▸ WHAT TO PRODUCE: Leave out every picture, and return exactly the lines from the line containing "Convert this document image to plain text." through the end of the records below, both inclusive.

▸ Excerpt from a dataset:

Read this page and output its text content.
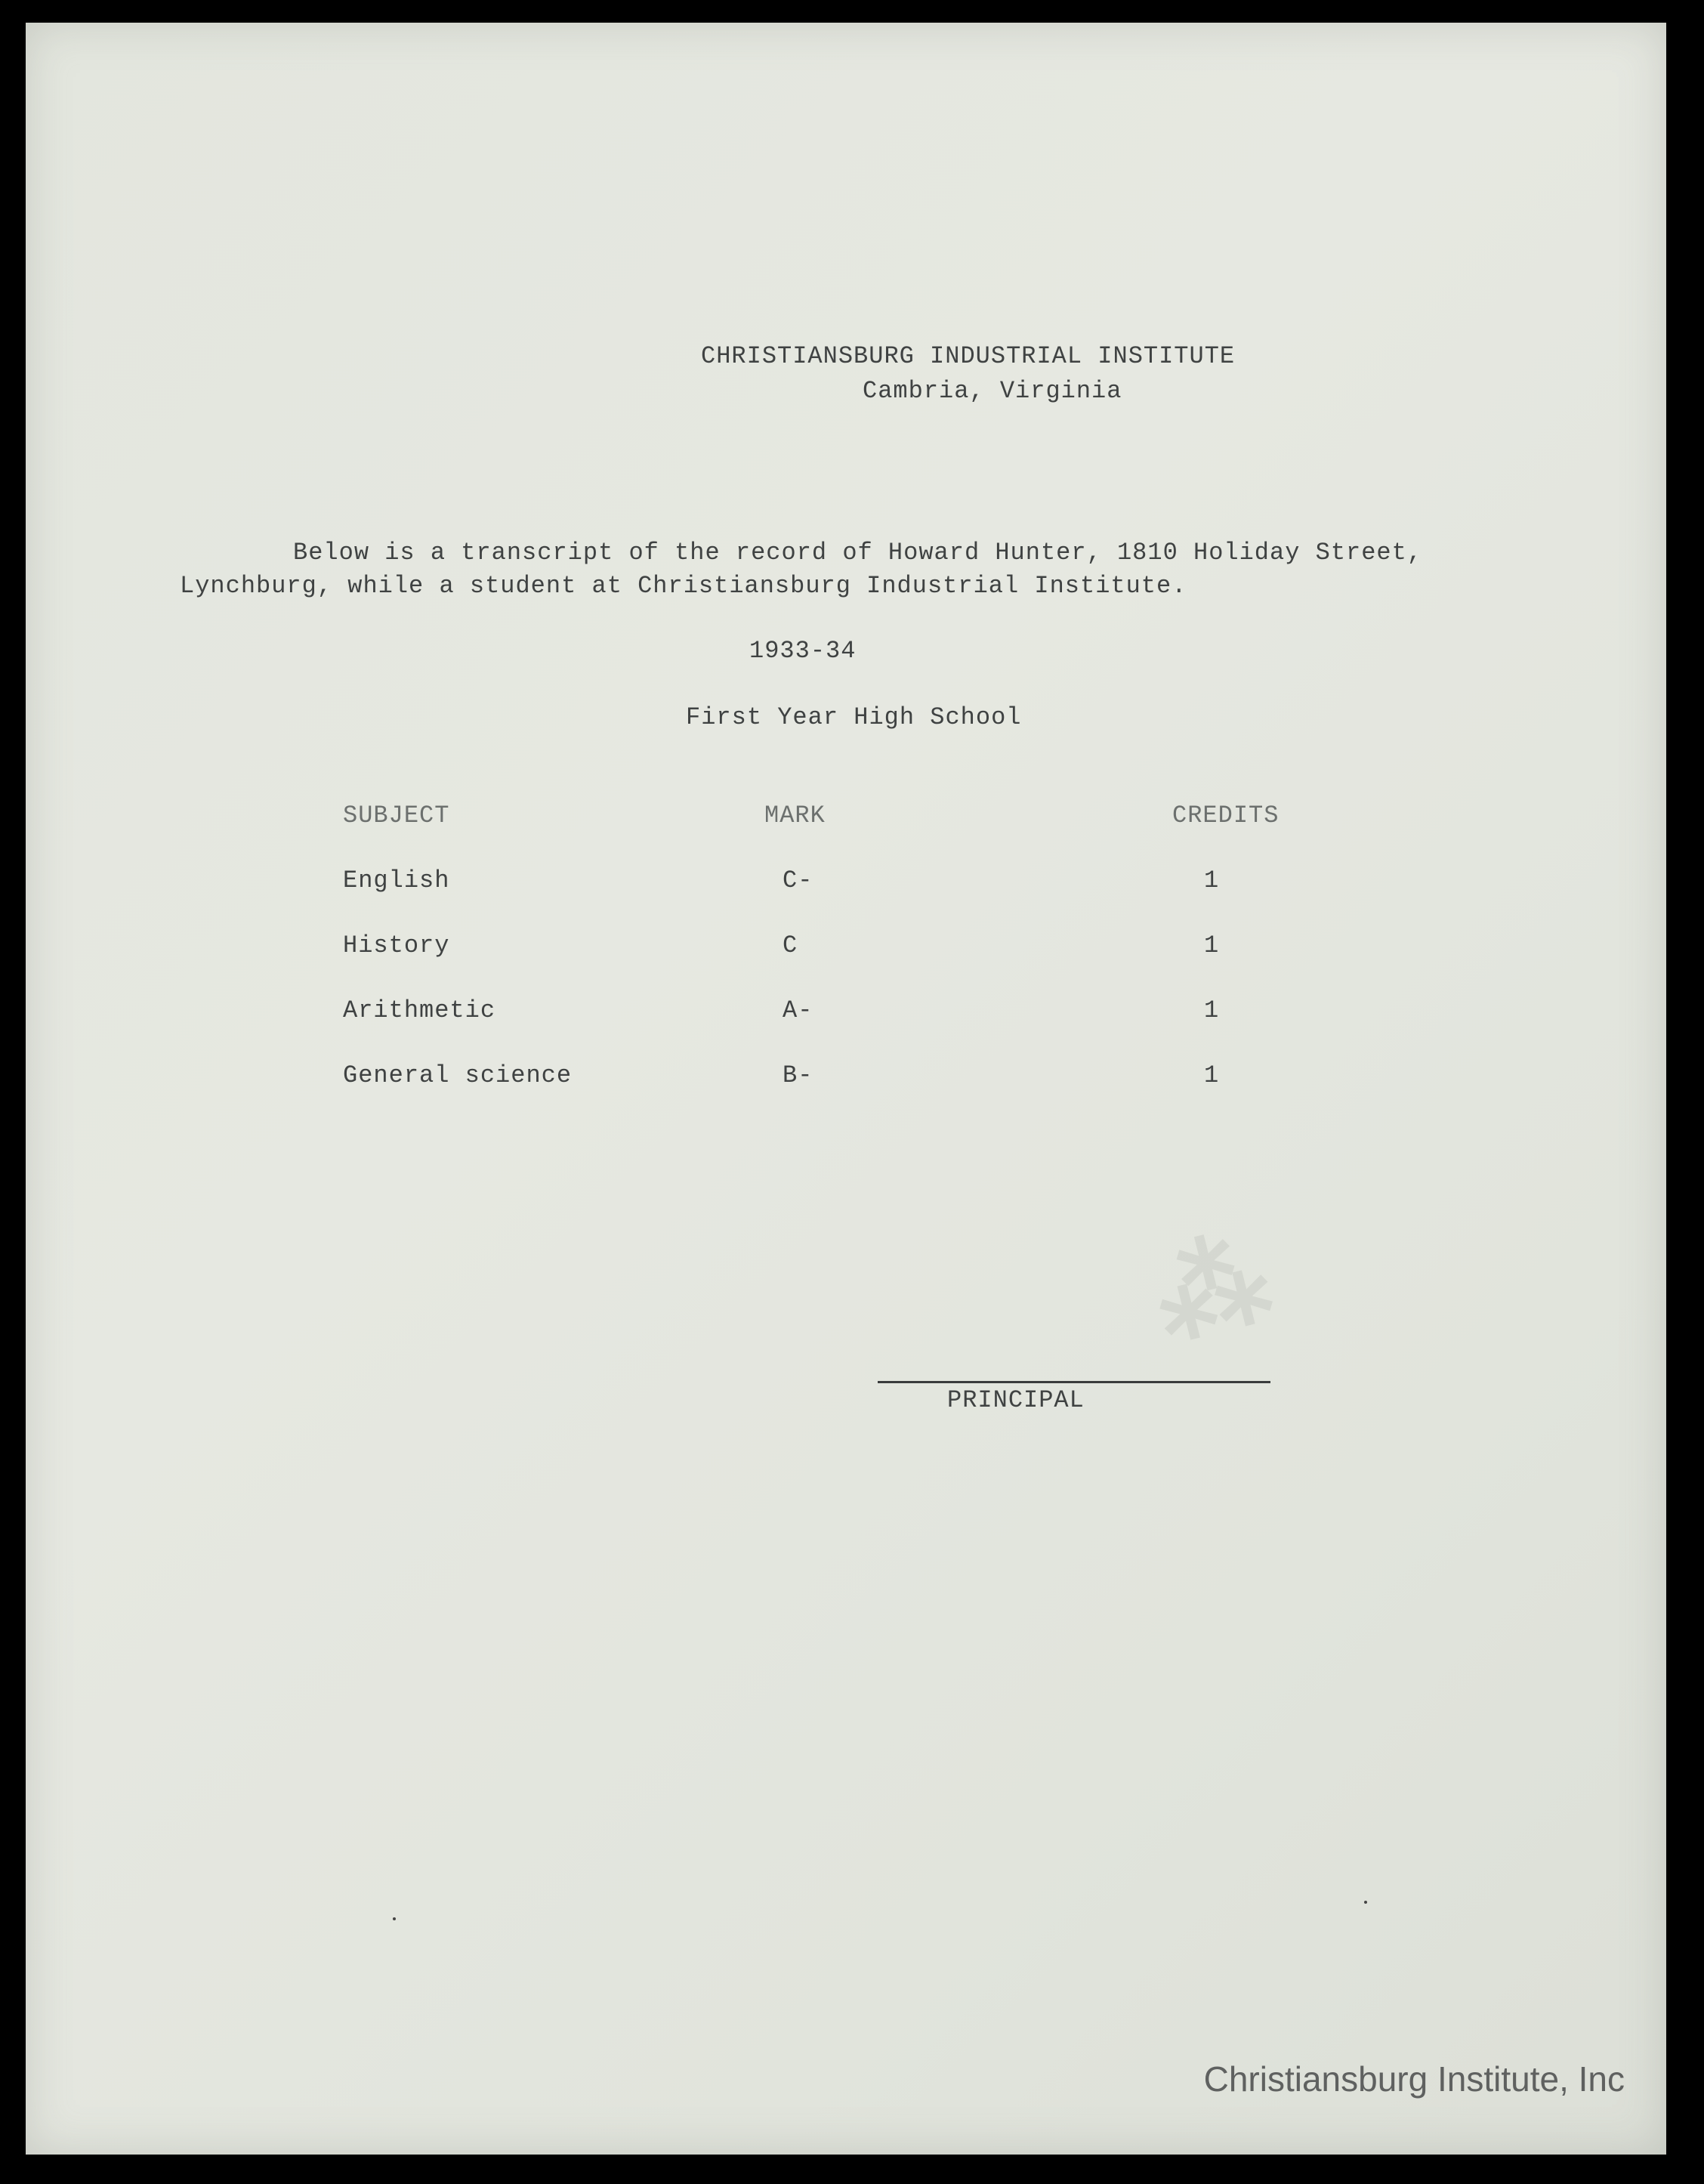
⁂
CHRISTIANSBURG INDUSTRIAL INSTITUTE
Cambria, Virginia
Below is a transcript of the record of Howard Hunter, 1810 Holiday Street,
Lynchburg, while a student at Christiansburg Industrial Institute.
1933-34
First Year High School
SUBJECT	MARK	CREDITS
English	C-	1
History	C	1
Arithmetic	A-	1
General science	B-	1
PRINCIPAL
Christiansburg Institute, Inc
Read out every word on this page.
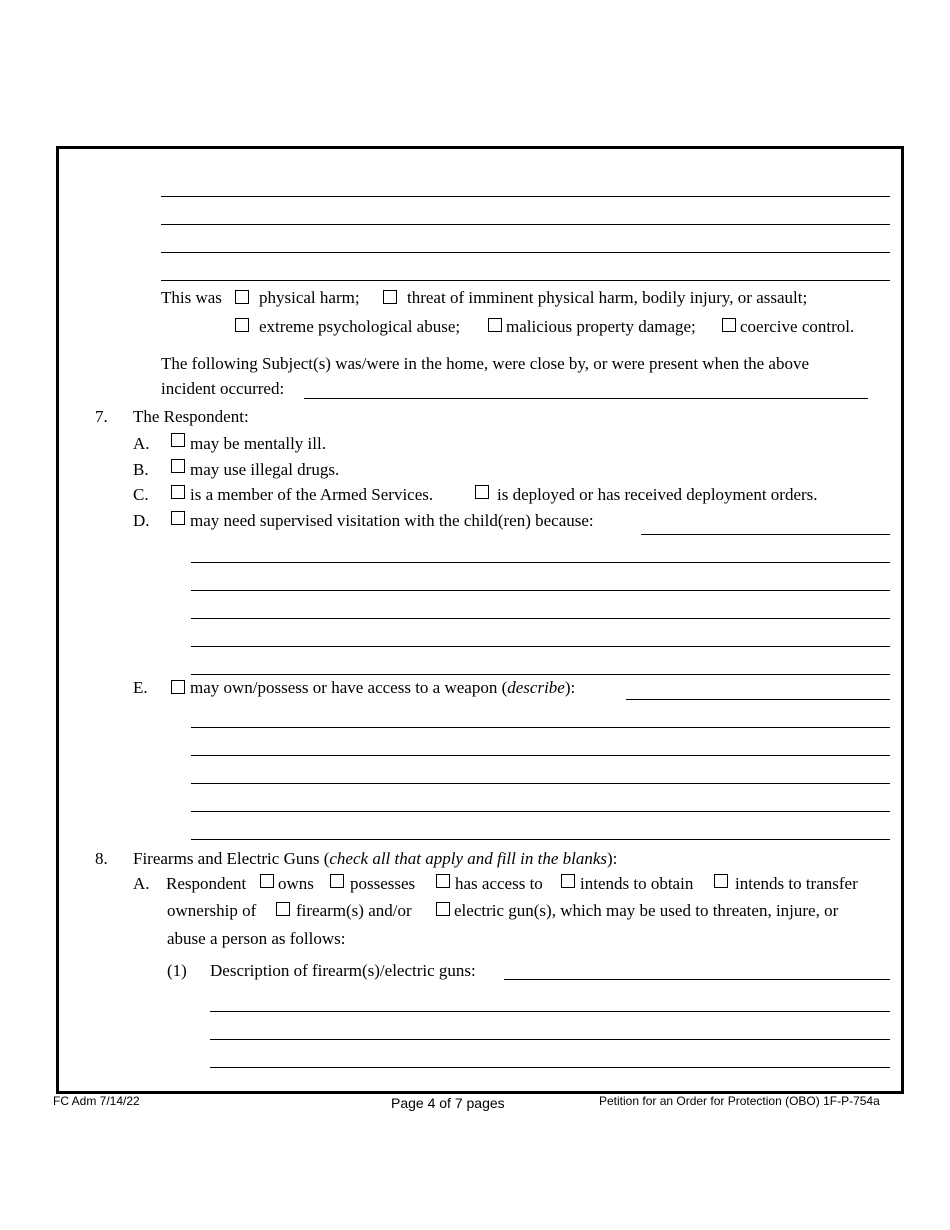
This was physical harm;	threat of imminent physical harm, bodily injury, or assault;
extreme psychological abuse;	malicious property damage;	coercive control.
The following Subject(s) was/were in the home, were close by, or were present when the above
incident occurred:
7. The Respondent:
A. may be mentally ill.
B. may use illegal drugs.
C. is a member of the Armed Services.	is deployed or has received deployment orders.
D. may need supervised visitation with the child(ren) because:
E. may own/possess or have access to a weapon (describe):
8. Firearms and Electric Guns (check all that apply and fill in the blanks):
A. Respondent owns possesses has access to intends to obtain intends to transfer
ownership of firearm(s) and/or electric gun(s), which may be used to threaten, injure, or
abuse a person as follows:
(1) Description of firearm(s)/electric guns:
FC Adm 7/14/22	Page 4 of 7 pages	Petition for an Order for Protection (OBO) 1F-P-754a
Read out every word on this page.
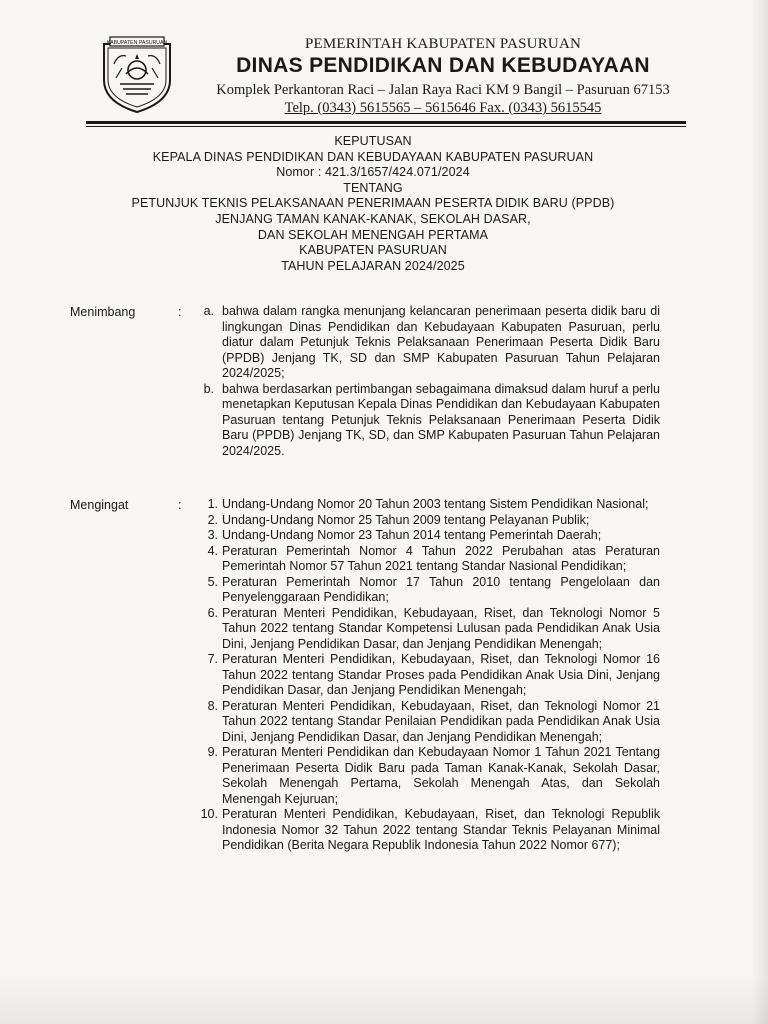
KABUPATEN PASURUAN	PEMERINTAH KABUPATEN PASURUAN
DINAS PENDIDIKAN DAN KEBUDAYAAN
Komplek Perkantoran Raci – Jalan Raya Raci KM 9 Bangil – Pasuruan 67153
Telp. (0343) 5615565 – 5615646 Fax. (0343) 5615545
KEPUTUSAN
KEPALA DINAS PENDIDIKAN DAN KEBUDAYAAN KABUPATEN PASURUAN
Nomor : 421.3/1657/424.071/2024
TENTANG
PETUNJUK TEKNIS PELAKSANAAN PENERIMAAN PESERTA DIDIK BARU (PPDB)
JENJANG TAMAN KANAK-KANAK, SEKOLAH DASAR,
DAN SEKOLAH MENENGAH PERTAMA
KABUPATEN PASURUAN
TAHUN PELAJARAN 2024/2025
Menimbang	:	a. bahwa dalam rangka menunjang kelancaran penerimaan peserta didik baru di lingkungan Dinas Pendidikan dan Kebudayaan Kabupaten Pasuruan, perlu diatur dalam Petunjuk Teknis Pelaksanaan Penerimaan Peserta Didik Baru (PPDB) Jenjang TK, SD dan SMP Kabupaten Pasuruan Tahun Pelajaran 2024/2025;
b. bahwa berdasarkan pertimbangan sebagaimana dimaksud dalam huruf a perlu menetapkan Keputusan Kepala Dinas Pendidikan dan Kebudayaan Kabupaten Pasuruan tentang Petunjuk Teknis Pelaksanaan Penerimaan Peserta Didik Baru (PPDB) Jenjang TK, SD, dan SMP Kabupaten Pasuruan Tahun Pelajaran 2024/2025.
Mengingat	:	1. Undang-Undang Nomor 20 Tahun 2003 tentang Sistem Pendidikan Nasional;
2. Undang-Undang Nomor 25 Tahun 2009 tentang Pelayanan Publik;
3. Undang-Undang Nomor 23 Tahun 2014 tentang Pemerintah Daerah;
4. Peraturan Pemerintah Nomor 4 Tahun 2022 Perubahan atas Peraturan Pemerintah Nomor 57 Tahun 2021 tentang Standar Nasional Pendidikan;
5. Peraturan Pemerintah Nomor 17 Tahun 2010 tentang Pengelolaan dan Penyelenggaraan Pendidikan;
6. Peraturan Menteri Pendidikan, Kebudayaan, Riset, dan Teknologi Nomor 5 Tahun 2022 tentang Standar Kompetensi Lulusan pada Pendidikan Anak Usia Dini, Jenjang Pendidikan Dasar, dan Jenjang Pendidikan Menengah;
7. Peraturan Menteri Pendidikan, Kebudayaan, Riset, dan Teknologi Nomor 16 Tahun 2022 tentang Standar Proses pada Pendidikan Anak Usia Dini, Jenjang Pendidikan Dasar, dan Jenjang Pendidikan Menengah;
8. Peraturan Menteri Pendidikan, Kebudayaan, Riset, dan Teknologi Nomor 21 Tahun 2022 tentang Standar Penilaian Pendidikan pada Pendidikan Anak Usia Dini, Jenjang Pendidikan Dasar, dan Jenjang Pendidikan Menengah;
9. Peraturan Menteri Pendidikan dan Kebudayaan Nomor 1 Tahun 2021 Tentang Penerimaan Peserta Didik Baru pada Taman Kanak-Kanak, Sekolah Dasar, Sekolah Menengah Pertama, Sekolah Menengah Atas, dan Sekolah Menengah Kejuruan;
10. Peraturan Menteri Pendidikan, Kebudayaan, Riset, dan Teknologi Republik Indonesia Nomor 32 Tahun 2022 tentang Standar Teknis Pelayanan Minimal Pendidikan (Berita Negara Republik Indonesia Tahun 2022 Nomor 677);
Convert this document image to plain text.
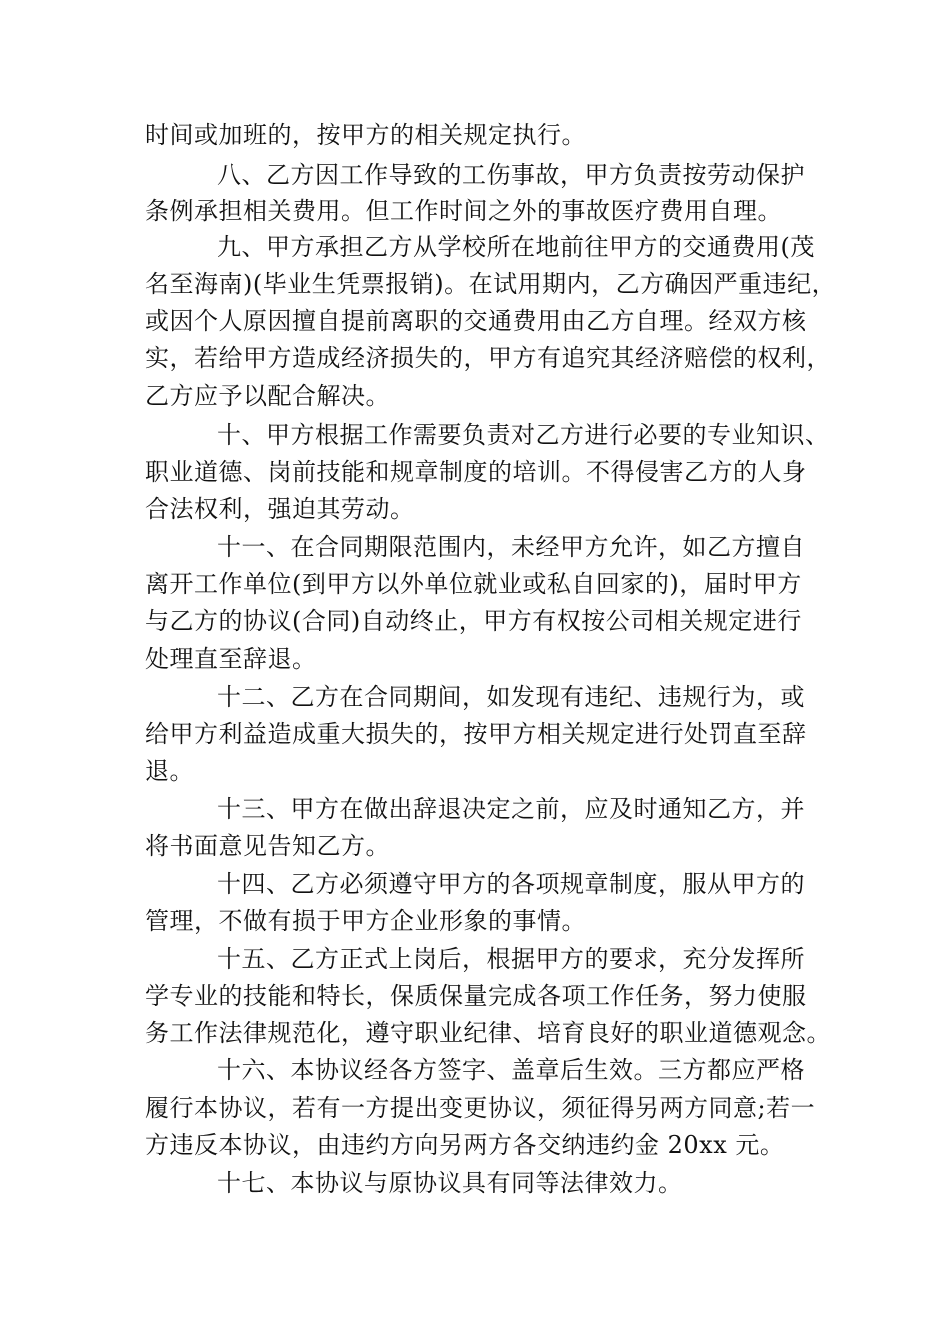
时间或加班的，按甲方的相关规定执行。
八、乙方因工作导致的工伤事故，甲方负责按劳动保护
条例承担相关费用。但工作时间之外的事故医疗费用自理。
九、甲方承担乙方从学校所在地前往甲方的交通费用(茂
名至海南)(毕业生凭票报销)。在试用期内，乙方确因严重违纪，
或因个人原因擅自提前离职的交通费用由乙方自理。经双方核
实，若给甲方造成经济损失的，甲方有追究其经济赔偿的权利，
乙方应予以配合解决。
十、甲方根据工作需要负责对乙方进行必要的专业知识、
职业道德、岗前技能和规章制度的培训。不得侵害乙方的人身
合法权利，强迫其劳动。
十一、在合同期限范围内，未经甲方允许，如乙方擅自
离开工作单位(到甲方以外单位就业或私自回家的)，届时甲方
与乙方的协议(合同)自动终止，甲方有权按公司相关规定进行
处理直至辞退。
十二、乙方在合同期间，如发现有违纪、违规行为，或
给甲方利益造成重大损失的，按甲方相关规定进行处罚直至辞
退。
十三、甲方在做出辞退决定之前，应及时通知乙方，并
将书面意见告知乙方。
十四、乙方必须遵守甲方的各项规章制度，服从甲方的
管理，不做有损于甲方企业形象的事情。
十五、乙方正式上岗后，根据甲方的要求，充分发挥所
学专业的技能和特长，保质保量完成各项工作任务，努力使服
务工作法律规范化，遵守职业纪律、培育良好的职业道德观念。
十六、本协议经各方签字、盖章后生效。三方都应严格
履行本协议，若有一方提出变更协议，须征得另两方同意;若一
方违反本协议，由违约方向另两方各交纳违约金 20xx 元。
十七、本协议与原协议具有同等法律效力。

▸ SOLUTION TO THIS PROBLEM:
Convert this document image to plain text.
时间或加班的，按甲方的相关规定执行。
八、乙方因工作导致的工伤事故，甲方负责按劳动保护
条例承担相关费用。但工作时间之外的事故医疗费用自理。
九、甲方承担乙方从学校所在地前往甲方的交通费用(茂
名至海南)(毕业生凭票报销)。在试用期内，乙方确因严重违纪，
或因个人原因擅自提前离职的交通费用由乙方自理。经双方核
实，若给甲方造成经济损失的，甲方有追究其经济赔偿的权利，
乙方应予以配合解决。
十、甲方根据工作需要负责对乙方进行必要的专业知识、
职业道德、岗前技能和规章制度的培训。不得侵害乙方的人身
合法权利，强迫其劳动。
十一、在合同期限范围内，未经甲方允许，如乙方擅自
离开工作单位(到甲方以外单位就业或私自回家的)，届时甲方
与乙方的协议(合同)自动终止，甲方有权按公司相关规定进行
处理直至辞退。
十二、乙方在合同期间，如发现有违纪、违规行为，或
给甲方利益造成重大损失的，按甲方相关规定进行处罚直至辞
退。
十三、甲方在做出辞退决定之前，应及时通知乙方，并
将书面意见告知乙方。
十四、乙方必须遵守甲方的各项规章制度，服从甲方的
管理，不做有损于甲方企业形象的事情。
十五、乙方正式上岗后，根据甲方的要求，充分发挥所
学专业的技能和特长，保质保量完成各项工作任务，努力使服
务工作法律规范化，遵守职业纪律、培育良好的职业道德观念。
十六、本协议经各方签字、盖章后生效。三方都应严格
履行本协议，若有一方提出变更协议，须征得另两方同意;若一
方违反本协议，由违约方向另两方各交纳违约金 20xx 元。
十七、本协议与原协议具有同等法律效力。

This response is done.